* **What the task requires**: Look through the listing below and report how many lines contain "this", as a bare number.
===== Excerpted data =====
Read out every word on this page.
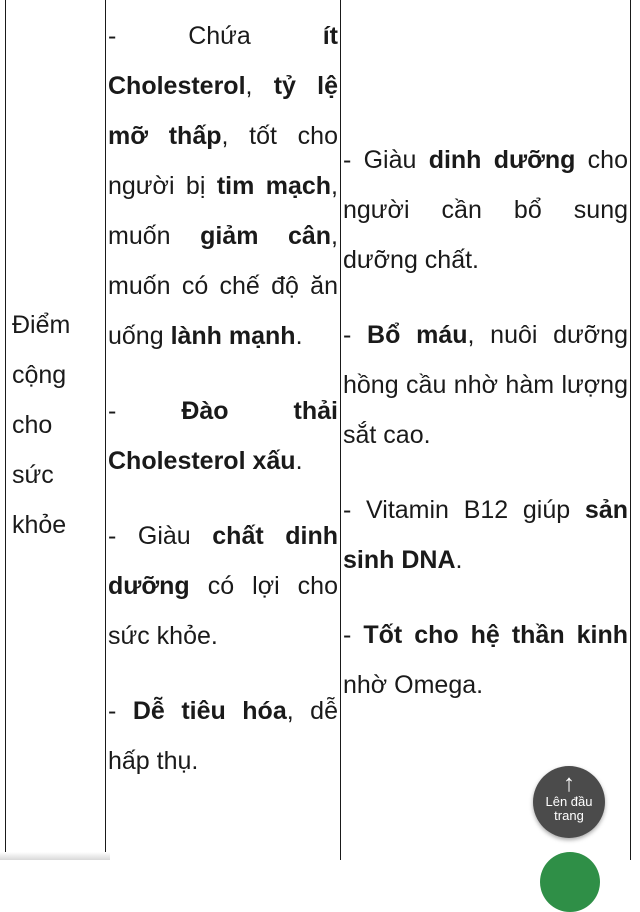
Điểm
cộng
cho
sức
khỏe
- Chứa ít Cholesterol, tỷ lệ mỡ thấp, tốt cho người bị tim mạch, muốn giảm cân, muốn có chế độ ăn uống lành mạnh.
- Đào thải Cholesterol xấu.
- Giàu chất dinh dưỡng có lợi cho sức khỏe.
- Dễ tiêu hóa, dễ hấp thụ.
- Giàu dinh dưỡng cho người cần bổ sung dưỡng chất.
- Bổ máu, nuôi dưỡng hồng cầu nhờ hàm lượng sắt cao.
- Vitamin B12 giúp sản sinh DNA.
- Tốt cho hệ thần kinh nhờ Omega.
↑
Lên đầu trang
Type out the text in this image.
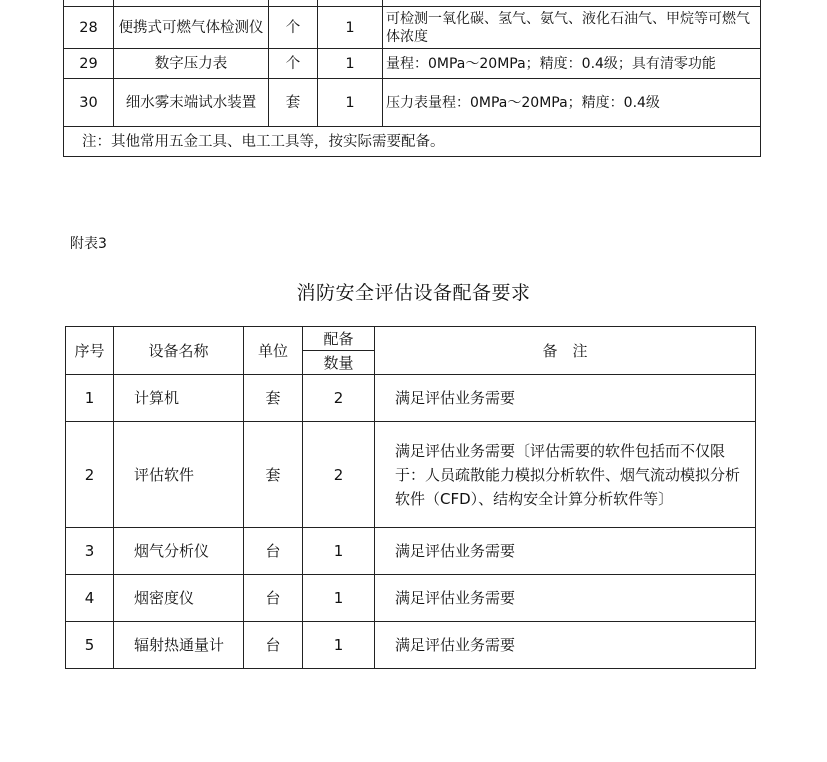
28	便携式可燃气体检测仪	个	1	可检测一氧化碳、氢气、氨气、液化石油气、甲烷等可燃气体浓度
29	数字压力表	个	1	量程：0MPa～20MPa；精度：0.4级；具有清零功能
30	细水雾末端试水装置	套	1	压力表量程：0MPa～20MPa；精度：0.4级
注：其他常用五金工具、电工工具等，按实际需要配备。				
附表3
消防安全评估设备配备要求
序号	设备名称	单位	配备	备　注
			数量	
1	计算机	套	2	满足评估业务需要
2	评估软件	套	2	满足评估业务需要〔评估需要的软件包括而不仅限于：人员疏散能力模拟分析软件、烟气流动模拟分析软件（CFD）、结构安全计算分析软件等〕
3	烟气分析仪	台	1	满足评估业务需要
4	烟密度仪	台	1	满足评估业务需要
5	辐射热通量计	台	1	满足评估业务需要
=====
* **The response**: 2